** Written problem **
Please rewrite the material with "legend-swatch" changed to "legend-marker" and everything else left as is. Leave the pictures out of your answer.

━━━ Data entries

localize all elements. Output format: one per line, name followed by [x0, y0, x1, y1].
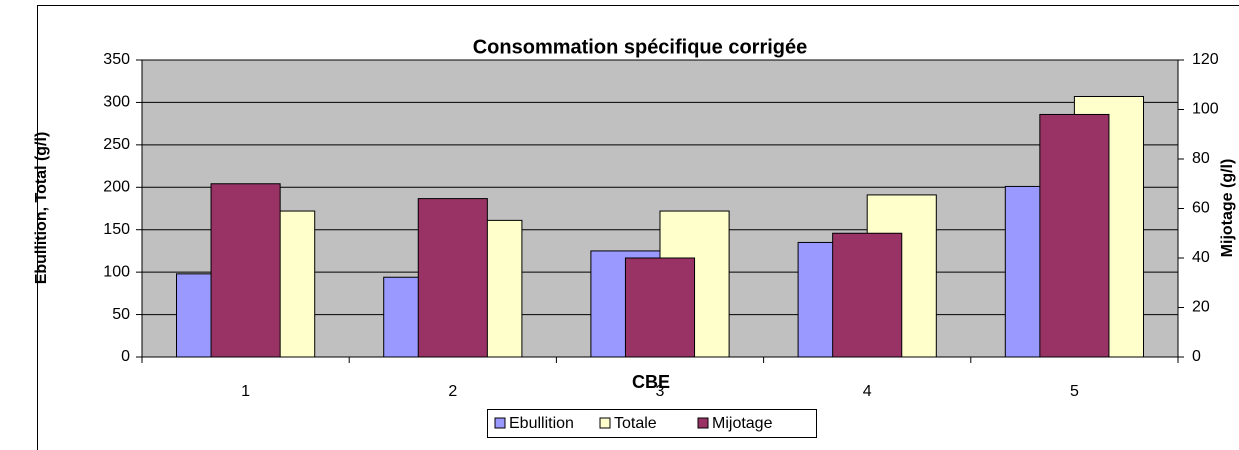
legend	[487, 409, 817, 438]
chart-title: Consommation spécifique corrigée	[473, 36, 808, 58]
legend-label: Ebullition	[509, 415, 574, 432]
y2-tick-label: 80	[1192, 150, 1210, 167]
bar	[832, 232, 903, 358]
y2-tick-label: 100	[1192, 101, 1219, 118]
y2-tick-label: 40	[1192, 249, 1210, 266]
y-tick-label: 150	[103, 221, 130, 238]
y2-tick-label: 0	[1192, 348, 1201, 365]
legend-swatch	[697, 417, 709, 429]
x-tick-label: 2	[448, 383, 457, 400]
y-tick-label: 0	[121, 348, 130, 365]
bar	[624, 257, 696, 358]
x-tick-label: 3	[656, 383, 665, 400]
legend-swatch	[599, 417, 611, 429]
x-tick-label: 1	[241, 383, 250, 400]
y2-axis-label: Mijotage (g/l)	[1219, 159, 1236, 258]
legend-swatch	[494, 417, 506, 429]
y-tick-label: 350	[103, 51, 130, 68]
y2-tick-label: 120	[1192, 51, 1219, 68]
y-axis-label: Ebullition, Total (g/l)	[33, 132, 50, 285]
bar	[417, 198, 488, 358]
y-tick-label: 50	[112, 306, 130, 323]
legend-label: Mijotage	[712, 415, 773, 432]
y-tick-label: 200	[103, 179, 130, 196]
y-tick-label: 100	[103, 263, 130, 280]
x-axis-label: CBE	[632, 372, 670, 392]
y2-tick-label: 60	[1192, 200, 1210, 217]
x-tick-label: 5	[1070, 383, 1079, 400]
bar	[210, 183, 281, 358]
x-tick-label: 4	[863, 383, 872, 400]
y2-tick-label: 20	[1192, 299, 1210, 316]
bar	[1039, 113, 1110, 358]
legend-label: Totale	[614, 415, 657, 432]
y-tick-label: 300	[103, 94, 130, 111]
y-tick-label: 250	[103, 136, 130, 153]
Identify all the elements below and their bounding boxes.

━━━━━━

** Task answer **
localize all elements. Output format: one per line, name followed by [x0, y0, x1, y1].
legend	[487, 409, 817, 438]
chart-title: Consommation spécifique corrigée	[473, 36, 808, 58]
legend-label: Ebullition	[509, 415, 574, 432]
y2-tick-label: 80	[1192, 150, 1210, 167]
bar	[832, 232, 903, 358]
y2-tick-label: 100	[1192, 101, 1219, 118]
y2-tick-label: 40	[1192, 249, 1210, 266]
y-tick-label: 150	[103, 221, 130, 238]
y2-tick-label: 0	[1192, 348, 1201, 365]
legend-marker	[697, 417, 709, 429]
x-tick-label: 2	[448, 383, 457, 400]
y-tick-label: 0	[121, 348, 130, 365]
bar	[624, 257, 696, 358]
x-tick-label: 3	[656, 383, 665, 400]
legend-marker	[599, 417, 611, 429]
x-tick-label: 1	[241, 383, 250, 400]
y2-axis-label: Mijotage (g/l)	[1219, 159, 1236, 258]
legend-marker	[494, 417, 506, 429]
y-tick-label: 350	[103, 51, 130, 68]
y2-tick-label: 120	[1192, 51, 1219, 68]
y-axis-label: Ebullition, Total (g/l)	[33, 132, 50, 285]
bar	[417, 198, 488, 358]
y-tick-label: 50	[112, 306, 130, 323]
legend-label: Mijotage	[712, 415, 773, 432]
y-tick-label: 200	[103, 179, 130, 196]
y-tick-label: 100	[103, 263, 130, 280]
x-axis-label: CBE	[632, 372, 670, 392]
y2-tick-label: 60	[1192, 200, 1210, 217]
x-tick-label: 5	[1070, 383, 1079, 400]
bar	[210, 183, 281, 358]
x-tick-label: 4	[863, 383, 872, 400]
y2-tick-label: 20	[1192, 299, 1210, 316]
bar	[1039, 113, 1110, 358]
legend-label: Totale	[614, 415, 657, 432]
y-tick-label: 300	[103, 94, 130, 111]
y-tick-label: 250	[103, 136, 130, 153]
Identify all the elements below and their bounding boxes.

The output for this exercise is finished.